**EXERCISE DIRECTIONS**
Look through the entries below and count the lines with the word "действие" in them; give only the number.

**RECORDED DATA**
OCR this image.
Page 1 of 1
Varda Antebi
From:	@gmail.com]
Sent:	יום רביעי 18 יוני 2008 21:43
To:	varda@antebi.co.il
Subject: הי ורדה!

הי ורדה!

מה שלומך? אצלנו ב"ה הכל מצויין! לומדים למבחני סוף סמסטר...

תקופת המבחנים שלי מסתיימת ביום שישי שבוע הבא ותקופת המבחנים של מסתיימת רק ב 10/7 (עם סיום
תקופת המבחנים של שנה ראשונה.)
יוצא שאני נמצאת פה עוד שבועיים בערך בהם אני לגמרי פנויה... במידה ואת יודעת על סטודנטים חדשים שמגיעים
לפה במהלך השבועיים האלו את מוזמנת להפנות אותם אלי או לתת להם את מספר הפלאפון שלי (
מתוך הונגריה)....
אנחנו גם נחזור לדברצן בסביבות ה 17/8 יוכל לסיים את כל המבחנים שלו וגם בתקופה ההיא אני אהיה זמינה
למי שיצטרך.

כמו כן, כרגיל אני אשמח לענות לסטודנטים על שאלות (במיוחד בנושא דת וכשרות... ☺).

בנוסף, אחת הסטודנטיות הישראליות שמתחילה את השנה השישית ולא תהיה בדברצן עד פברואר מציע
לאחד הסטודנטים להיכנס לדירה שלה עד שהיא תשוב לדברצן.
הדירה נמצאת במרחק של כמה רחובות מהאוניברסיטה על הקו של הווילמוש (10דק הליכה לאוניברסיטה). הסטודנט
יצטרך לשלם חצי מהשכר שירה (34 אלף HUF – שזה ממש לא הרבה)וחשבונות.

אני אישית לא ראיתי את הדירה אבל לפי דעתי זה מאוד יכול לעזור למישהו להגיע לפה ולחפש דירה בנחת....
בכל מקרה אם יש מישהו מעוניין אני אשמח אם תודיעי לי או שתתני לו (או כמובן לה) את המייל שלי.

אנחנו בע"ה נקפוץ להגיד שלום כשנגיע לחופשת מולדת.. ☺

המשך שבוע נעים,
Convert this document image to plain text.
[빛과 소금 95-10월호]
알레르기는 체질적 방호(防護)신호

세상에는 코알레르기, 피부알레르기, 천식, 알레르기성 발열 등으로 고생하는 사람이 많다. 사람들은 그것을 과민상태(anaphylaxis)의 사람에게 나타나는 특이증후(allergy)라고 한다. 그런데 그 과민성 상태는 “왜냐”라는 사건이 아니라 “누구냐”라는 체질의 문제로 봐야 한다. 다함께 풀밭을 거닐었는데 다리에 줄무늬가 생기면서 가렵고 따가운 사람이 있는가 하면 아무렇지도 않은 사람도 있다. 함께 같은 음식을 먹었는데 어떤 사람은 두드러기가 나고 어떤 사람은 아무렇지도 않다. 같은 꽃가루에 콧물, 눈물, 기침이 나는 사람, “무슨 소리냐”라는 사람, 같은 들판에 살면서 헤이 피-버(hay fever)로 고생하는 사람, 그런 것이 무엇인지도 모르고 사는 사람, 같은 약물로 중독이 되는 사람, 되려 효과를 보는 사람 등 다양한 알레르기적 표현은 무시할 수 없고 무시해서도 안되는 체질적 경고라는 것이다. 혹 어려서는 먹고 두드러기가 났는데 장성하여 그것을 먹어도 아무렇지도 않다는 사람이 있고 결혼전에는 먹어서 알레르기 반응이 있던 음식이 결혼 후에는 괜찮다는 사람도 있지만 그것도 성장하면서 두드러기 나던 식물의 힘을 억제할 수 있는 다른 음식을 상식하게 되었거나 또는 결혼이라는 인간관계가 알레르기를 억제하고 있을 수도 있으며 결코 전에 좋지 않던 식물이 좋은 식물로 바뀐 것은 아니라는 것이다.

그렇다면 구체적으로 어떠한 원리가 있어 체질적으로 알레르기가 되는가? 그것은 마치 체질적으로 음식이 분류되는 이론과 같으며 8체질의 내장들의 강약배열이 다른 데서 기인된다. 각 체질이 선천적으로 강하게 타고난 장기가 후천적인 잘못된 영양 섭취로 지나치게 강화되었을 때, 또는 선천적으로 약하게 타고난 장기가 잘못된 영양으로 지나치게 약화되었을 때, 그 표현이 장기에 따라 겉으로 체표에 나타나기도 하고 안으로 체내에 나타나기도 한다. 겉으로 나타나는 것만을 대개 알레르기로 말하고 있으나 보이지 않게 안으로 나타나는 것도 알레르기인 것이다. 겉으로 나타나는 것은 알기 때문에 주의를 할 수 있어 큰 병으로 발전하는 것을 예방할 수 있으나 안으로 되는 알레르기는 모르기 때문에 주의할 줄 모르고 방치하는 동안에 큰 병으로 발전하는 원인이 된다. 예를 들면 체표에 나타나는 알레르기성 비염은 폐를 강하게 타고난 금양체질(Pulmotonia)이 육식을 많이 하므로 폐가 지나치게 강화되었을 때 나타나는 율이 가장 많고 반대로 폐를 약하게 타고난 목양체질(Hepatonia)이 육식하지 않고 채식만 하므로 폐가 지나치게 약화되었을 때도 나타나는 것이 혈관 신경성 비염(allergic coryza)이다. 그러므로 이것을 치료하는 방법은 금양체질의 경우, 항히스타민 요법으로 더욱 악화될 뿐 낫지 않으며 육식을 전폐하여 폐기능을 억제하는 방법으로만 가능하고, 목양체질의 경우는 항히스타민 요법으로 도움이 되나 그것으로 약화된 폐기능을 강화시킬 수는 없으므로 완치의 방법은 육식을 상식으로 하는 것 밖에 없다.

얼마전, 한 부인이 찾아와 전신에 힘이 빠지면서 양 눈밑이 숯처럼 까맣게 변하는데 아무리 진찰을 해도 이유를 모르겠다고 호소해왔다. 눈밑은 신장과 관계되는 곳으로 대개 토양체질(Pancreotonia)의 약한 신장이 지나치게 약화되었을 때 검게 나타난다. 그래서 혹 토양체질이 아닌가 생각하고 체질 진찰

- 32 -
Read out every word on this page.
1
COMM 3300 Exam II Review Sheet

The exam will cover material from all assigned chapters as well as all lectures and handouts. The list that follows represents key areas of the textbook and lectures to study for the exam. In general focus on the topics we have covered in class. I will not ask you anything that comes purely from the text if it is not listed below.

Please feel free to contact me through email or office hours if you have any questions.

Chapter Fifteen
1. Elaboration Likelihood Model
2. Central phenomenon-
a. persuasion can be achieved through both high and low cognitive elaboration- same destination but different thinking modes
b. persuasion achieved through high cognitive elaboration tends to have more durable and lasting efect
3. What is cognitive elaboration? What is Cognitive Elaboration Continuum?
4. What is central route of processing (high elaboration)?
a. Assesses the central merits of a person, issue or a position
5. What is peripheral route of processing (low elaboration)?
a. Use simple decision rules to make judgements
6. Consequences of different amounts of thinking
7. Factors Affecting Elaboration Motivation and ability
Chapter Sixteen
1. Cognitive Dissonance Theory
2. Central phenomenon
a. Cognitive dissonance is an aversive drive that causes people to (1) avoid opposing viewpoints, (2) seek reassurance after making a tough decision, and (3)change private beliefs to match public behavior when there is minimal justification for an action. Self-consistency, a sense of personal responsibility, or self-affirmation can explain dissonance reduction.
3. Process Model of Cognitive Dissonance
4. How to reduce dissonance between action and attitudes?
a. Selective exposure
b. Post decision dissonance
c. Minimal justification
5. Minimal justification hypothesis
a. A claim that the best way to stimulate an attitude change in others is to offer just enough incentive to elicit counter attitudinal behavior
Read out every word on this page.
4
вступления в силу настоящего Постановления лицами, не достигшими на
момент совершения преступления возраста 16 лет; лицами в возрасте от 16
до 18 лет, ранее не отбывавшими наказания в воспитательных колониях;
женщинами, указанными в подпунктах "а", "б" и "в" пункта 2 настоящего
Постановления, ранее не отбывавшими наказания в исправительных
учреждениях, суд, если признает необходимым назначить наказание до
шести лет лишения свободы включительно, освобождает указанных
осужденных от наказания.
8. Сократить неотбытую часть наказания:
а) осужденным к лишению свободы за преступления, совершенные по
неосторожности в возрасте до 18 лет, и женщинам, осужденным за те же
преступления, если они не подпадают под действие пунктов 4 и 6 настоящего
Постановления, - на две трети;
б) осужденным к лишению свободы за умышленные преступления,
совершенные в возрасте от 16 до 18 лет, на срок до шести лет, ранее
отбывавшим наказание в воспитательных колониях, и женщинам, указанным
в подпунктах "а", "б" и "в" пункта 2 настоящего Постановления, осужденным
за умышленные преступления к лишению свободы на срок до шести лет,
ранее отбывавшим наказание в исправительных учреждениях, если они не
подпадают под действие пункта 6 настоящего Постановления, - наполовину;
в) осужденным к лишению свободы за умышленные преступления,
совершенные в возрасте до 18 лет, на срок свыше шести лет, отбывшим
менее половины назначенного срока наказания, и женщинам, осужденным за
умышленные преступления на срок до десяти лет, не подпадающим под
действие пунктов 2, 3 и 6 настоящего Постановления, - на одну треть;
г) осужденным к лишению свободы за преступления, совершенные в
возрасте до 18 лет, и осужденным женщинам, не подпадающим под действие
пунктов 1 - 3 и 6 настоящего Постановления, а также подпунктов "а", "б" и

**EXERCISE RESULT**
4